• Stored rows:
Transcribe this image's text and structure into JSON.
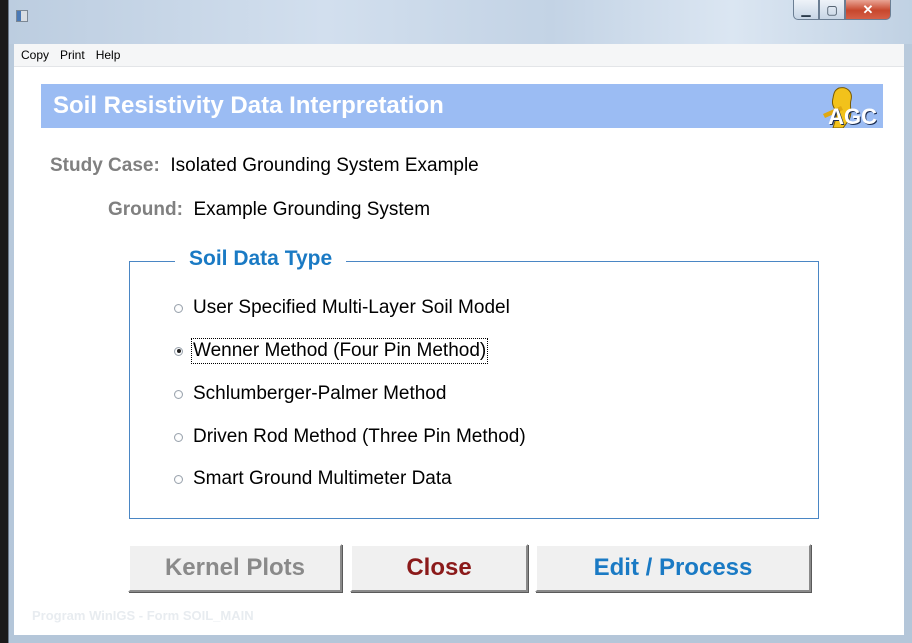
{
  "window": {
    "title": ""
  },
  "menu": [
    "Copy",
    "Print",
    "Help"
  ],
  "banner": {
    "title": "Soil Resistivity Data Interpretation",
    "logo_text": "AGC"
  },
  "fields": [
    {
      "label": "Study Case:",
      "value": "Isolated Grounding System Example"
    },
    {
      "label": "Ground:",
      "value": "Example Grounding System"
    }
  ],
  "soil_data_type": {
    "title": "Soil Data Type",
    "options": [
      "User Specified Multi-Layer Soil Model",
      "Wenner Method (Four Pin Method)",
      "Schlumberger-Palmer Method",
      "Driven Rod Method (Three Pin Method)",
      "Smart Ground Multimeter Data"
    ],
    "selected": "Wenner Method (Four Pin Method)"
  },
  "buttons": {
    "kernel": "Kernel Plots",
    "close": "Close",
    "edit": "Edit / Process"
  },
  "status": "Program WinIGS - Form SOIL_MAIN",
  "colors": {
    "banner": "#9bbcf3",
    "group_title": "#1a7ac4",
    "close_text": "#8b1a1a",
    "edit_text": "#1a7ac4",
    "disabled_text": "#8a8a8a"
  }
}
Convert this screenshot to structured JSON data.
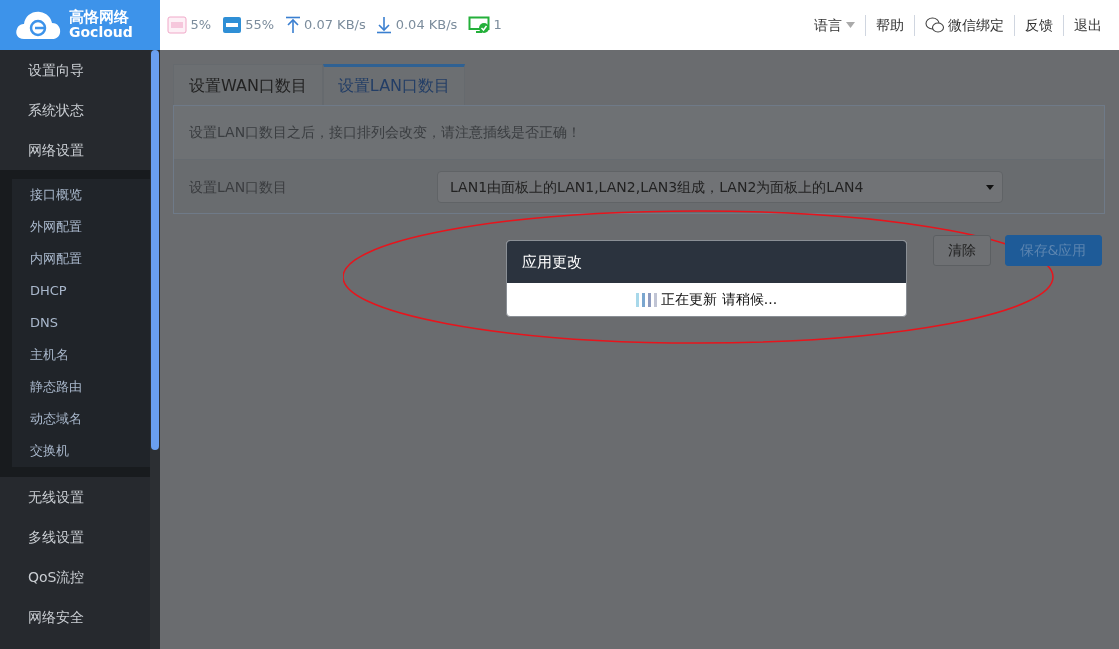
{
  "header": {
    "logo": {
      "name": "高恪网络",
      "sub": "Gocloud"
    },
    "stats": [
      {
        "kind": "cpu",
        "value": "5%"
      },
      {
        "kind": "ram",
        "value": "55%"
      },
      {
        "kind": "upload",
        "value": "0.07 KB/s"
      },
      {
        "kind": "download",
        "value": "0.04 KB/s"
      },
      {
        "kind": "devices",
        "value": "1"
      }
    ],
    "menu": [
      {
        "kind": "dropdown",
        "label": "语言"
      },
      {
        "kind": "link",
        "label": "帮助"
      },
      {
        "kind": "wechat",
        "label": "微信绑定"
      },
      {
        "kind": "link",
        "label": "反馈"
      },
      {
        "kind": "link",
        "label": "退出"
      }
    ]
  },
  "sidebar": {
    "items": [
      {
        "label": "设置向导"
      },
      {
        "label": "系统状态"
      },
      {
        "label": "网络设置",
        "expanded": true,
        "children": [
          {
            "label": "接口概览"
          },
          {
            "label": "外网配置"
          },
          {
            "label": "内网配置"
          },
          {
            "label": "DHCP"
          },
          {
            "label": "DNS"
          },
          {
            "label": "主机名"
          },
          {
            "label": "静态路由"
          },
          {
            "label": "动态域名"
          },
          {
            "label": "交换机"
          }
        ]
      },
      {
        "label": "无线设置"
      },
      {
        "label": "多线设置"
      },
      {
        "label": "QoS流控"
      },
      {
        "label": "网络安全"
      }
    ]
  },
  "tabs": [
    {
      "label": "设置WAN口数目",
      "selected": false
    },
    {
      "label": "设置LAN口数目",
      "selected": true
    }
  ],
  "notice": "设置LAN口数目之后，接口排列会改变，请注意插线是否正确！",
  "form": {
    "label": "设置LAN口数目",
    "value": "LAN1由面板上的LAN1,LAN2,LAN3组成，LAN2为面板上的LAN4"
  },
  "buttons": [
    {
      "kind": "secondary",
      "label": "清除"
    },
    {
      "kind": "primary",
      "label": "保存&应用"
    }
  ],
  "modal": {
    "title": "应用更改",
    "message": "正在更新 请稍候..."
  }
}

• Task: Print out the lines exactly, skipping any picture.

• Response to this exercise:
Transcribe this image's text and structure into JSON.
{
  "window": {
    "title": ""
  },
  "menu": [
    "Copy",
    "Print",
    "Help"
  ],
  "banner": {
    "title": "Soil Resistivity Data Interpretation",
    "logo_text": "AGC"
  },
  "fields": [
    {
      "label": "Study Case:",
      "value": "Isolated Grounding System Example"
    },
    {
      "label": "Ground:",
      "value": "Example Grounding System"
    }
  ],
  "soil_data_type": {
    "title": "Soil Data Type",
    "options": [
      "User Specified Multi-Layer Soil Model",
      "Wenner Method (Four Pin Method)",
      "Schlumberger-Palmer Method",
      "Driven Rod Method (Three Pin Method)",
      "Smart Ground Multimeter Data"
    ],
    "selected": "Wenner Method (Four Pin Method)"
  },
  "buttons": {
    "kernel": "Kernel Plots",
    "close": "Close",
    "edit": "Edit / Process"
  },
  "status": "Program WinIGS - Form SOIL_MAIN",
  "colors": {
    "banner": "#9bbcf3",
    "group_title": "#1a7ac4",
    "close_text": "#8b1a1a",
    "edit_text": "#1a7ac4",
    "disabled_text": "#8a8a8a"
  }
}
Convert this screenshot to structured JSON data.
{
  "header": {
    "logo": {
      "name": "高恪网络",
      "sub": "Gocloud"
    },
    "stats": [
      {
        "kind": "cpu",
        "value": "5%"
      },
      {
        "kind": "ram",
        "value": "55%"
      },
      {
        "kind": "upload",
        "value": "0.07 KB/s"
      },
      {
        "kind": "download",
        "value": "0.04 KB/s"
      },
      {
        "kind": "devices",
        "value": "1"
      }
    ],
    "menu": [
      {
        "kind": "dropdown",
        "label": "语言"
      },
      {
        "kind": "link",
        "label": "帮助"
      },
      {
        "kind": "wechat",
        "label": "微信绑定"
      },
      {
        "kind": "link",
        "label": "反馈"
      },
      {
        "kind": "link",
        "label": "退出"
      }
    ]
  },
  "sidebar": {
    "items": [
      {
        "label": "设置向导"
      },
      {
        "label": "系统状态"
      },
      {
        "label": "网络设置",
        "expanded": true,
        "children": [
          {
            "label": "接口概览"
          },
          {
            "label": "外网配置"
          },
          {
            "label": "内网配置"
          },
          {
            "label": "DHCP"
          },
          {
            "label": "DNS"
          },
          {
            "label": "主机名"
          },
          {
            "label": "静态路由"
          },
          {
            "label": "动态域名"
          },
          {
            "label": "交换机"
          }
        ]
      },
      {
        "label": "无线设置"
      },
      {
        "label": "多线设置"
      },
      {
        "label": "QoS流控"
      },
      {
        "label": "网络安全"
      }
    ]
  },
  "tabs": [
    {
      "label": "设置WAN口数目",
      "selected": false
    },
    {
      "label": "设置LAN口数目",
      "selected": true
    }
  ],
  "notice": "设置LAN口数目之后，接口排列会改变，请注意插线是否正确！",
  "form": {
    "label": "设置LAN口数目",
    "value": "LAN1由面板上的LAN1,LAN2,LAN3组成，LAN2为面板上的LAN4"
  },
  "buttons": [
    {
      "kind": "secondary",
      "label": "清除"
    },
    {
      "kind": "primary",
      "label": "保存&应用"
    }
  ],
  "modal": {
    "title": "应用更改",
    "message": "正在更新 请稍候..."
  }
}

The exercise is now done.